* start Data for the task *

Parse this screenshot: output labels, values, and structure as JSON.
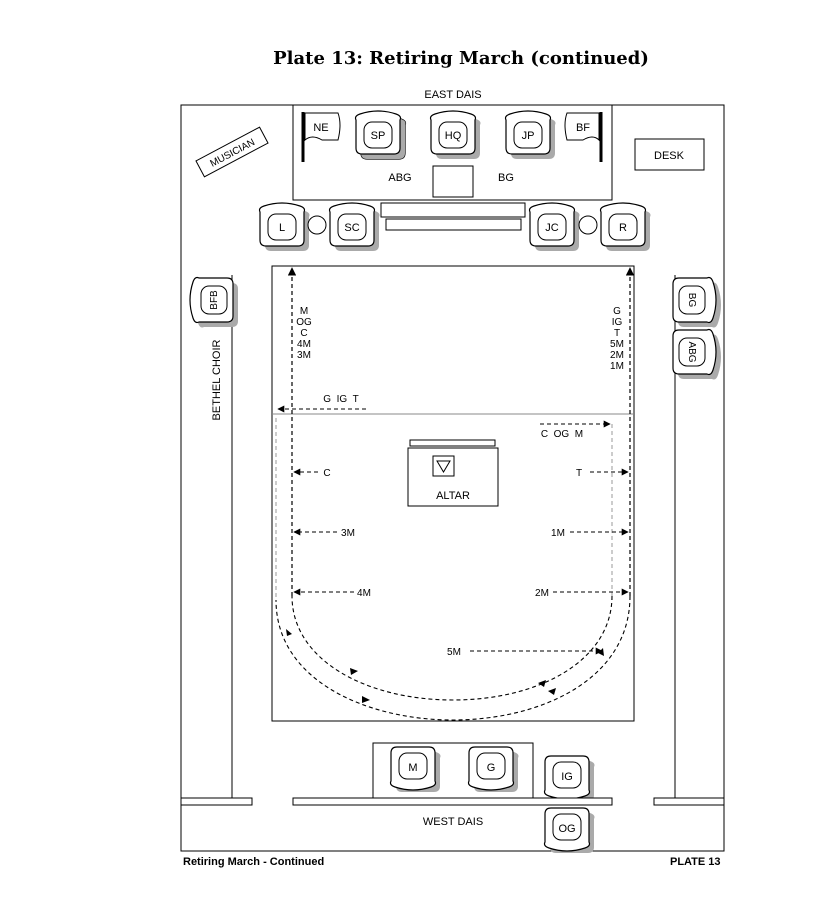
{
  "title": "Plate 13: Retiring March (continued)",
  "east_dais": "EAST DAIS",
  "west_dais": "WEST DAIS",
  "desk": "DESK",
  "musician": "MUSICIAN",
  "bethel_choir": "BETHEL CHOIR",
  "altar": "ALTAR",
  "flags": {
    "ne": "NE",
    "bf": "BF"
  },
  "chairs": {
    "sp": "SP",
    "hq": "HQ",
    "jp": "JP",
    "l": "L",
    "sc": "SC",
    "jc": "JC",
    "r": "R",
    "bfb": "BFB",
    "bg": "BG",
    "abg": "ABG",
    "m": "M",
    "g": "G",
    "ig": "IG",
    "og": "OG"
  },
  "dais_labels": {
    "abg": "ABG",
    "bg": "BG"
  },
  "left_column_stack": [
    "M",
    "OG",
    "C",
    "4M",
    "3M"
  ],
  "right_column_stack": [
    "G",
    "IG",
    "T",
    "5M",
    "2M",
    "1M"
  ],
  "paths": {
    "g_ig_t": "G  IG  T",
    "c_og_m": "C  OG  M",
    "c": "C",
    "t": "T",
    "m3": "3M",
    "m1": "1M",
    "m4": "4M",
    "m2": "2M",
    "m5": "5M"
  },
  "footer": {
    "left": "Retiring March - Continued",
    "right": "PLATE 13"
  }
}
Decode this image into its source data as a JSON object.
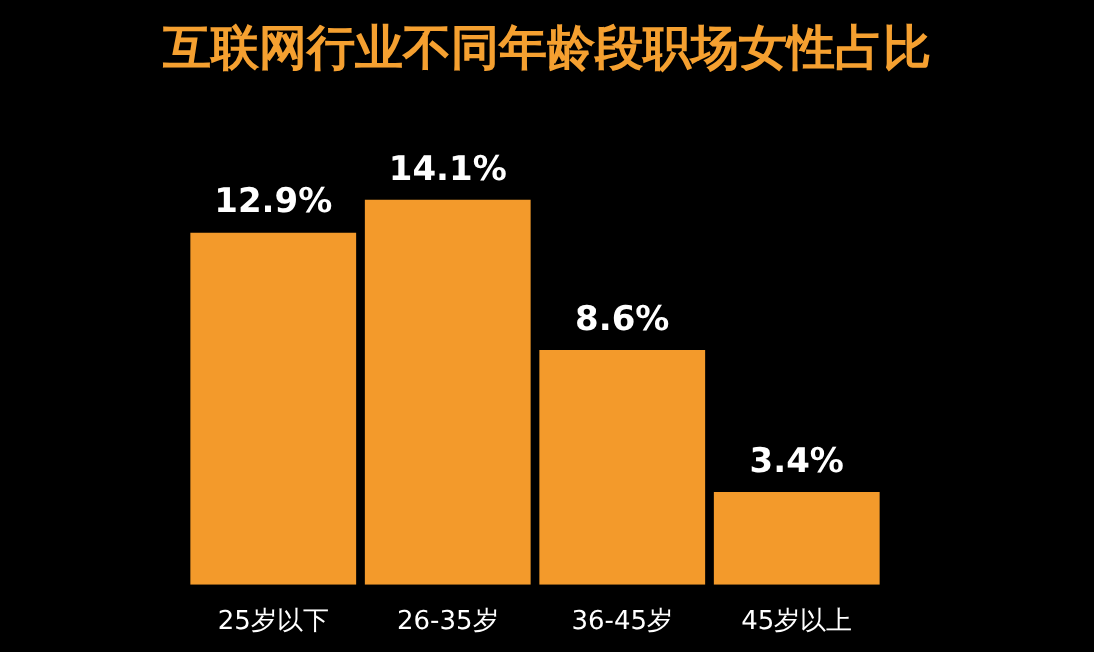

* end Data for the task *

## Task
Return the listing above in full and without alteration, excluding its pictures.

## The reply
Parse this screenshot: output labels, values, and structure as JSON.
{
  "title": "Plate 13: Retiring March (continued)",
  "east_dais": "EAST DAIS",
  "west_dais": "WEST DAIS",
  "desk": "DESK",
  "musician": "MUSICIAN",
  "bethel_choir": "BETHEL CHOIR",
  "altar": "ALTAR",
  "flags": {
    "ne": "NE",
    "bf": "BF"
  },
  "chairs": {
    "sp": "SP",
    "hq": "HQ",
    "jp": "JP",
    "l": "L",
    "sc": "SC",
    "jc": "JC",
    "r": "R",
    "bfb": "BFB",
    "bg": "BG",
    "abg": "ABG",
    "m": "M",
    "g": "G",
    "ig": "IG",
    "og": "OG"
  },
  "dais_labels": {
    "abg": "ABG",
    "bg": "BG"
  },
  "left_column_stack": [
    "M",
    "OG",
    "C",
    "4M",
    "3M"
  ],
  "right_column_stack": [
    "G",
    "IG",
    "T",
    "5M",
    "2M",
    "1M"
  ],
  "paths": {
    "g_ig_t": "G  IG  T",
    "c_og_m": "C  OG  M",
    "c": "C",
    "t": "T",
    "m3": "3M",
    "m1": "1M",
    "m4": "4M",
    "m2": "2M",
    "m5": "5M"
  },
  "footer": {
    "left": "Retiring March - Continued",
    "right": "PLATE 13"
  }
}
Decode this image into its source data as a JSON object.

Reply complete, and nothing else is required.